*EXERCISE INSTRUCTIONS*:
a – Answer these questions from the transcript of evidence on dairy farming and the Single Farm Payment, one answer per line, marked the same way:
(i) On what date was this evidence taken?
(ii) Where does Mr Wiggin say his constituency lies?
(iii) What does Lord Whitty say the Welsh side may well be using that England has decided not to use?
b – Continue the transcript of evidence on dairy farming and the Single Farm Payment from where it stops.
## Start READING TEXT
Examination of Witnesses (Questions 360-379)
8 MARCH 2004
LORD WHITTY
AND MR
ANDREW SLADE
Q360 Mr Wiggin: So you agree it actually
penalises the most efficient?
Lord Whitty: "Penalise"
is not the word I would use. The most efficient will be the most
competitive and the most able to face up to the new challenges.
If you are looking at a static position and see a farmer with
so many cows per hectare, with so much production per hectare
now, with so much subsidy particularly as the direct payments
come through, if he remains absolutely static at the end of that
will he do less well than somebody slightly smaller or somebody
in a different sector? Of course, the whole point of the reform
is to get everybody more market orientated, so they are engaged
in a process of restructuring the industry which will end up with
a more competitive sector, so there is no point taking somebody
in 2003 and then somebody in 2013 in a totally static positionif
they have any nous, and many of these farmers have quite a lot
of nous in terms of the more progressive elements in dairy farming,
they will put themselves in a position to benefit from the market
orientation.
Q361 Mr Wiggin: So we all want market
orientation, we all want to bring different parts of the dairy
sector together to talk to one another, yet the way the Government
sends out that message, and it is different in Wales and it is
different in Scotland, is to say, "If you are the most competitive,
you have to face the toughest time". It is an interesting
way of delivering your ambitions, is it not?
Lord Whitty: What we are delivering
is a continued and definite level of support for farming and an
ability for farmers themselves to adapt to the market. If you
were talking to entrepreneurs in any other sector, they would
say, "That is exactly what we want."
Q362 Mr Wiggin: I am not sure they would.
Lord Whitty: Well, I think they
would actually. I think most entrepreneurs in most parts of the
industry would say, "What we want is certainty about what
Government is going to do and freedom to meet the market for our
products on our own decisions."
Q363 Mr Wiggin: I am sure they would
agree with that part, I am not sure they would agree with thewell
let's talk about the difference with Scotland and Wales. Certainly
in my constituency on the Welsh borders there are real difficulties
with competitiveness now. To what extent do you think English
dairy farmers are going to be disadvantaged in comparison with
their neighbours across the border because of the way the Assembly
has chosen a different type from you in terms of the Single Farm
Payment scheme?
Lord Whitty: All parts of the
United Kingdom will be decoupled.
Q364 Mr Wiggin: I know that.
Lord Whitty: So that means there
is no additional subsidy for any additional pint of milk or additional
number of sheep. So in one sense they are all equal. In marketing
decisions or whether they will increase or decrease production,
that is the relevant thing. I appreciate that psychologically
if you are getting a closer amount to your historic payment one
side of the border as against another, you may feel better off,
but actually the decision facing you is based on the fact you
are now in a decoupled world, and there should therefore not be
any market advantage to being on different sides of the border.
Obviously, I would have preferred if all parts of the United Kingdom
had taken roughly speaking the same decision, but that is one
of the consequences of devolution and people take decisions accordingly.
There are parts of the likely Welsh position which will be less
welcome to the Welsh side of the border; they may well be using
national envelopes, for example, which we have decided not to.
## End READING TEXT
## Start DATA SECTION
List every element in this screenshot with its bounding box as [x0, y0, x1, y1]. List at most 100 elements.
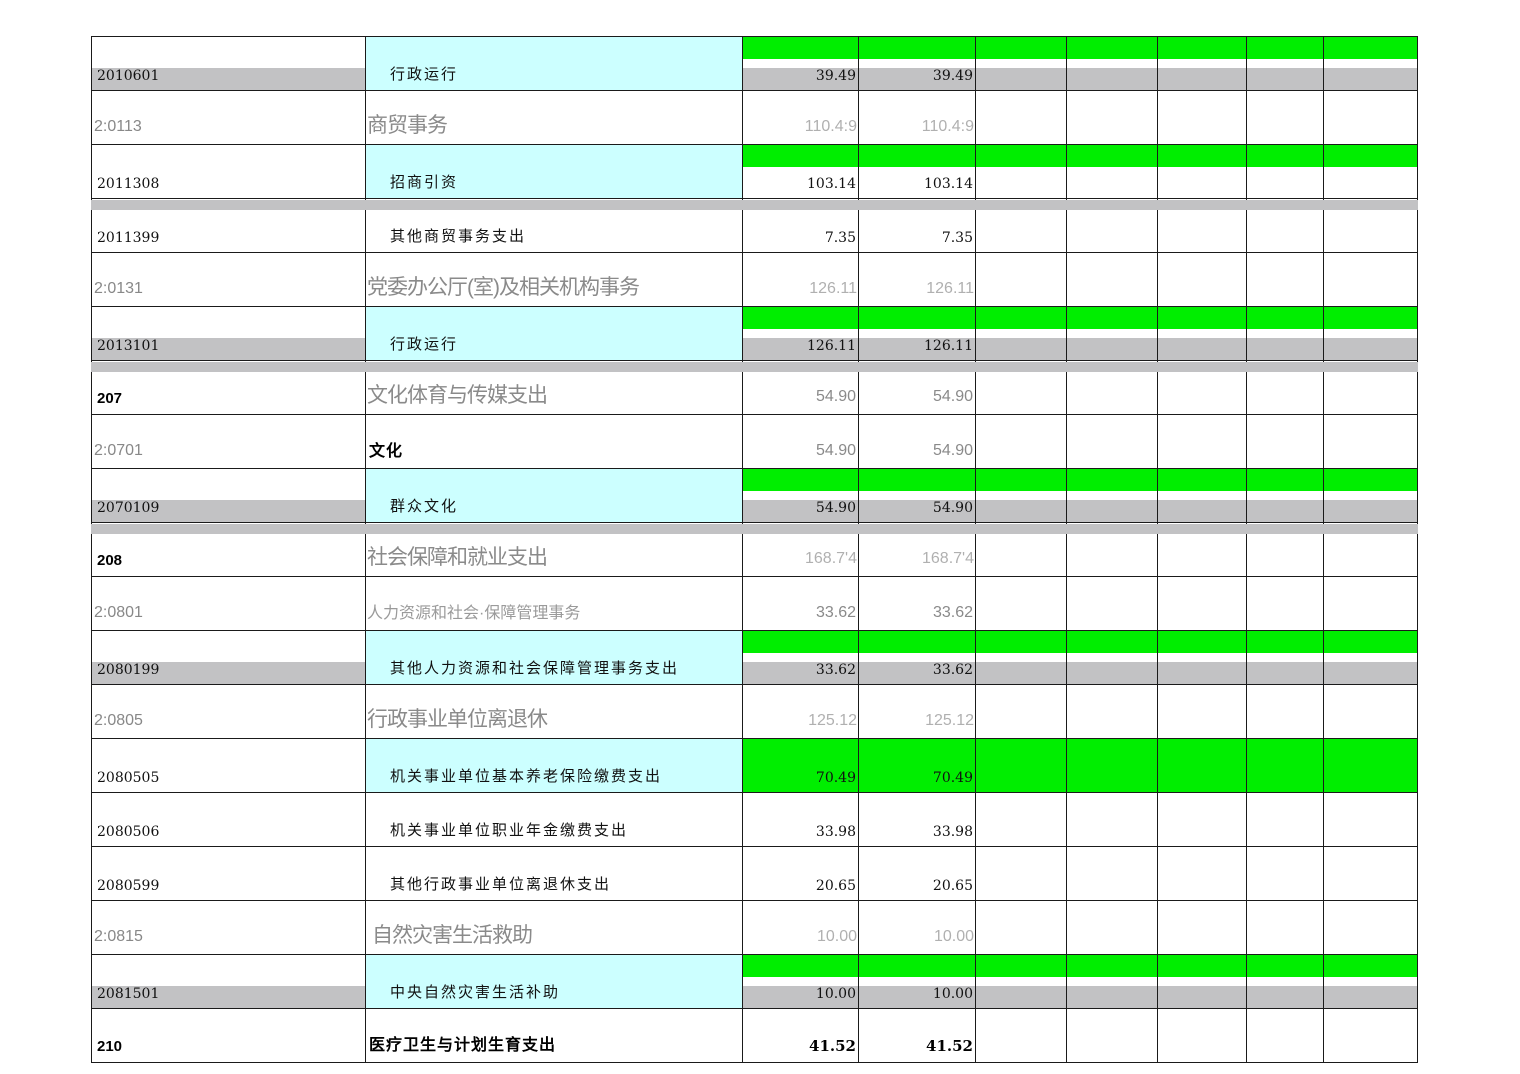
## End DATA SECTION
*RESPONSE LIST*:
a –
(i) 8 March 2004
(ii) On the Welsh borders
(iii) National envelopes

b –
Q365 Mr Wiggin: There is a real problem
though with severely disadvantaged areas which in my constituency
are classed as such because of their altitude, they are not moorlands,
they are just one side of what is the other side a Welsh mountain,
and yet those farmers are going to receive a third of the flat
rate payment which their neighbours on the other side and probably
their neighbours further down the hill get. You have created with
this scheme some extremely peculiar situations for farmers going
forward. Do you think it needs to be looked at again?
Lord Whitty: When we proposed,
suggested or hinted pretty broadly was that we were likely to
favour a system which moved towards an area payment rather than
an historic payment. There were a lot of grumblings from some
parts of the industry and a lot of support from other parts of
the industry taken across the board, but one thing they were united
on was that if we do that we would have to do two things. One
was to ensure it is phased in over a reasonable amount of time
and the other is that you avoid the most substantial redistribution.
The first was met by having what was probably the longest transitional
period we could conceive of which was eight years, the second
was by dividing England between two areas so effectively there
was not a huge movement of the money, if you like, up the hill.
In order to comply with Brussels rules you have to have an area
which has some legal certainty about it, you cannot simply define
it by current structures of ownership or terrain, and the SDA
border is one recognised in European and British law, English
law, and which was the most obvious way of stopping the most drastic
of the redistributive effects. It still means the money within
the SDA area will be the same in total as it ever has been. The
distribution within the SDA area, as for distribution in the non-SDA
area, will of course change but the total amount of money in the
SDA area will be the same. This does have some anomalous effects.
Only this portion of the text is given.